- _Exercise goal_
Quote the listing below in its entirety.

Structured figure records
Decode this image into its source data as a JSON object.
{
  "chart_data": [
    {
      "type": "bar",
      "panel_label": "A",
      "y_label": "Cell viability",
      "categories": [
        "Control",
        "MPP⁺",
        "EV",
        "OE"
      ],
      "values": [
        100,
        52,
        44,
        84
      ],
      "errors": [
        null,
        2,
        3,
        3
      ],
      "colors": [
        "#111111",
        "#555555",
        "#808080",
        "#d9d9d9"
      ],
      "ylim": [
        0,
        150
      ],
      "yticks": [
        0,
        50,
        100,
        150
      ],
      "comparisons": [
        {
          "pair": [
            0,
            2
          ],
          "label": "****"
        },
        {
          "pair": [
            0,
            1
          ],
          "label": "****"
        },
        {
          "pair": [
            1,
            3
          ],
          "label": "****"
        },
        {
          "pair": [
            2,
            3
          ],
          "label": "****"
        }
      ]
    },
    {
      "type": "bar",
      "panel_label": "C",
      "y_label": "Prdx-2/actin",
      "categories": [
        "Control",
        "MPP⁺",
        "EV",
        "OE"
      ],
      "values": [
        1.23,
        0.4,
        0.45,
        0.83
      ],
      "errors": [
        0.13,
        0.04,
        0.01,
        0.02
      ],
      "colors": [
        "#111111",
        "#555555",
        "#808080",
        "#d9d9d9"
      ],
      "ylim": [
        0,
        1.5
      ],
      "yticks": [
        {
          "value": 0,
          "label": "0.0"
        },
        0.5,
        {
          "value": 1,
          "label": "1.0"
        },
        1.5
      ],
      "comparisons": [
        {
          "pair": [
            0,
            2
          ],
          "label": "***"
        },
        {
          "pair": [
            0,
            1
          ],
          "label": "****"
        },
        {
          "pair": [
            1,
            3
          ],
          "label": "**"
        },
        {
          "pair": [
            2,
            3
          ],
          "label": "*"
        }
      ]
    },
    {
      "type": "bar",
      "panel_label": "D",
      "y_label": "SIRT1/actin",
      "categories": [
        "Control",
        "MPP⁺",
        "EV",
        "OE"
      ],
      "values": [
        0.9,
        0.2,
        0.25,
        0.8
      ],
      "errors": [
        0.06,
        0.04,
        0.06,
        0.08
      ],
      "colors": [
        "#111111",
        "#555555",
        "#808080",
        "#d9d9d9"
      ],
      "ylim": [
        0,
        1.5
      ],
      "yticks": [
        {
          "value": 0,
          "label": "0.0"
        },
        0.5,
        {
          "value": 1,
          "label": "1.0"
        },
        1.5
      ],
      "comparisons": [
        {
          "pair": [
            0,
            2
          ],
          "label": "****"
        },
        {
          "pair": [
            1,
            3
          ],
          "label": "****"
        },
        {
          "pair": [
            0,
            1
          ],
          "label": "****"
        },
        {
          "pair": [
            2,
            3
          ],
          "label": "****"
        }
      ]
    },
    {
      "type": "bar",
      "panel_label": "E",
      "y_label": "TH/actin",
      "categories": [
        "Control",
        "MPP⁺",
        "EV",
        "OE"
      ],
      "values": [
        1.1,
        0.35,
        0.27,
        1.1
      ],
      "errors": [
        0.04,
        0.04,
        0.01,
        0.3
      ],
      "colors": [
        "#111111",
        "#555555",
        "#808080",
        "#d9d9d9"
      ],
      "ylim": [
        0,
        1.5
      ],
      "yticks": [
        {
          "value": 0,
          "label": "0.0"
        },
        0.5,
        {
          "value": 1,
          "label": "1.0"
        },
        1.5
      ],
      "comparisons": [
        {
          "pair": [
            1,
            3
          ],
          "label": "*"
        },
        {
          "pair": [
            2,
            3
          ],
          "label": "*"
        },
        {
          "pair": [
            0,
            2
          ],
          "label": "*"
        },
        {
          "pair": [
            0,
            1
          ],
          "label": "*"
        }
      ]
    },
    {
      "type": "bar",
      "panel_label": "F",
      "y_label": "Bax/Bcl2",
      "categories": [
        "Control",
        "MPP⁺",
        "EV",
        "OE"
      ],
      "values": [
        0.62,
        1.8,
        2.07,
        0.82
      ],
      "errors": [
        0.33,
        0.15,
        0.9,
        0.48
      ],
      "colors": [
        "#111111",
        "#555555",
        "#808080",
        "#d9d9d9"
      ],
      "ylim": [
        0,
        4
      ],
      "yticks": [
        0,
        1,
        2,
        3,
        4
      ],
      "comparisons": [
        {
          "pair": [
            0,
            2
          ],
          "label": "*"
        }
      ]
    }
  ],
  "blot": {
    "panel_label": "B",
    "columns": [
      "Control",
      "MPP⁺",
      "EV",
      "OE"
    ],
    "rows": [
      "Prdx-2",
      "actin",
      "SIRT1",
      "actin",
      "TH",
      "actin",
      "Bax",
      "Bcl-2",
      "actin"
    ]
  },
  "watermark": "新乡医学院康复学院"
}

- _Answer to this task_
Decode this image into its source data as a JSON object.
{
  "chart_data": [
    {
      "type": "bar",
      "panel_label": "A",
      "y_label": "Cell viability",
      "categories": [
        "Control",
        "MPP⁺",
        "EV",
        "OE"
      ],
      "values": [
        100,
        52,
        44,
        84
      ],
      "errors": [
        null,
        2,
        3,
        3
      ],
      "colors": [
        "#111111",
        "#555555",
        "#808080",
        "#d9d9d9"
      ],
      "ylim": [
        0,
        150
      ],
      "yticks": [
        0,
        50,
        100,
        150
      ],
      "comparisons": [
        {
          "pair": [
            0,
            2
          ],
          "label": "****"
        },
        {
          "pair": [
            0,
            1
          ],
          "label": "****"
        },
        {
          "pair": [
            1,
            3
          ],
          "label": "****"
        },
        {
          "pair": [
            2,
            3
          ],
          "label": "****"
        }
      ]
    },
    {
      "type": "bar",
      "panel_label": "C",
      "y_label": "Prdx-2/actin",
      "categories": [
        "Control",
        "MPP⁺",
        "EV",
        "OE"
      ],
      "values": [
        1.23,
        0.4,
        0.45,
        0.83
      ],
      "errors": [
        0.13,
        0.04,
        0.01,
        0.02
      ],
      "colors": [
        "#111111",
        "#555555",
        "#808080",
        "#d9d9d9"
      ],
      "ylim": [
        0,
        1.5
      ],
      "yticks": [
        {
          "value": 0,
          "label": "0.0"
        },
        0.5,
        {
          "value": 1,
          "label": "1.0"
        },
        1.5
      ],
      "comparisons": [
        {
          "pair": [
            0,
            2
          ],
          "label": "***"
        },
        {
          "pair": [
            0,
            1
          ],
          "label": "****"
        },
        {
          "pair": [
            1,
            3
          ],
          "label": "**"
        },
        {
          "pair": [
            2,
            3
          ],
          "label": "*"
        }
      ]
    },
    {
      "type": "bar",
      "panel_label": "D",
      "y_label": "SIRT1/actin",
      "categories": [
        "Control",
        "MPP⁺",
        "EV",
        "OE"
      ],
      "values": [
        0.9,
        0.2,
        0.25,
        0.8
      ],
      "errors": [
        0.06,
        0.04,
        0.06,
        0.08
      ],
      "colors": [
        "#111111",
        "#555555",
        "#808080",
        "#d9d9d9"
      ],
      "ylim": [
        0,
        1.5
      ],
      "yticks": [
        {
          "value": 0,
          "label": "0.0"
        },
        0.5,
        {
          "value": 1,
          "label": "1.0"
        },
        1.5
      ],
      "comparisons": [
        {
          "pair": [
            0,
            2
          ],
          "label": "****"
        },
        {
          "pair": [
            1,
            3
          ],
          "label": "****"
        },
        {
          "pair": [
            0,
            1
          ],
          "label": "****"
        },
        {
          "pair": [
            2,
            3
          ],
          "label": "****"
        }
      ]
    },
    {
      "type": "bar",
      "panel_label": "E",
      "y_label": "TH/actin",
      "categories": [
        "Control",
        "MPP⁺",
        "EV",
        "OE"
      ],
      "values": [
        1.1,
        0.35,
        0.27,
        1.1
      ],
      "errors": [
        0.04,
        0.04,
        0.01,
        0.3
      ],
      "colors": [
        "#111111",
        "#555555",
        "#808080",
        "#d9d9d9"
      ],
      "ylim": [
        0,
        1.5
      ],
      "yticks": [
        {
          "value": 0,
          "label": "0.0"
        },
        0.5,
        {
          "value": 1,
          "label": "1.0"
        },
        1.5
      ],
      "comparisons": [
        {
          "pair": [
            1,
            3
          ],
          "label": "*"
        },
        {
          "pair": [
            2,
            3
          ],
          "label": "*"
        },
        {
          "pair": [
            0,
            2
          ],
          "label": "*"
        },
        {
          "pair": [
            0,
            1
          ],
          "label": "*"
        }
      ]
    },
    {
      "type": "bar",
      "panel_label": "F",
      "y_label": "Bax/Bcl2",
      "categories": [
        "Control",
        "MPP⁺",
        "EV",
        "OE"
      ],
      "values": [
        0.62,
        1.8,
        2.07,
        0.82
      ],
      "errors": [
        0.33,
        0.15,
        0.9,
        0.48
      ],
      "colors": [
        "#111111",
        "#555555",
        "#808080",
        "#d9d9d9"
      ],
      "ylim": [
        0,
        4
      ],
      "yticks": [
        0,
        1,
        2,
        3,
        4
      ],
      "comparisons": [
        {
          "pair": [
            0,
            2
          ],
          "label": "*"
        }
      ]
    }
  ],
  "blot": {
    "panel_label": "B",
    "columns": [
      "Control",
      "MPP⁺",
      "EV",
      "OE"
    ],
    "rows": [
      "Prdx-2",
      "actin",
      "SIRT1",
      "actin",
      "TH",
      "actin",
      "Bax",
      "Bcl-2",
      "actin"
    ]
  },
  "watermark": "新乡医学院康复学院"
}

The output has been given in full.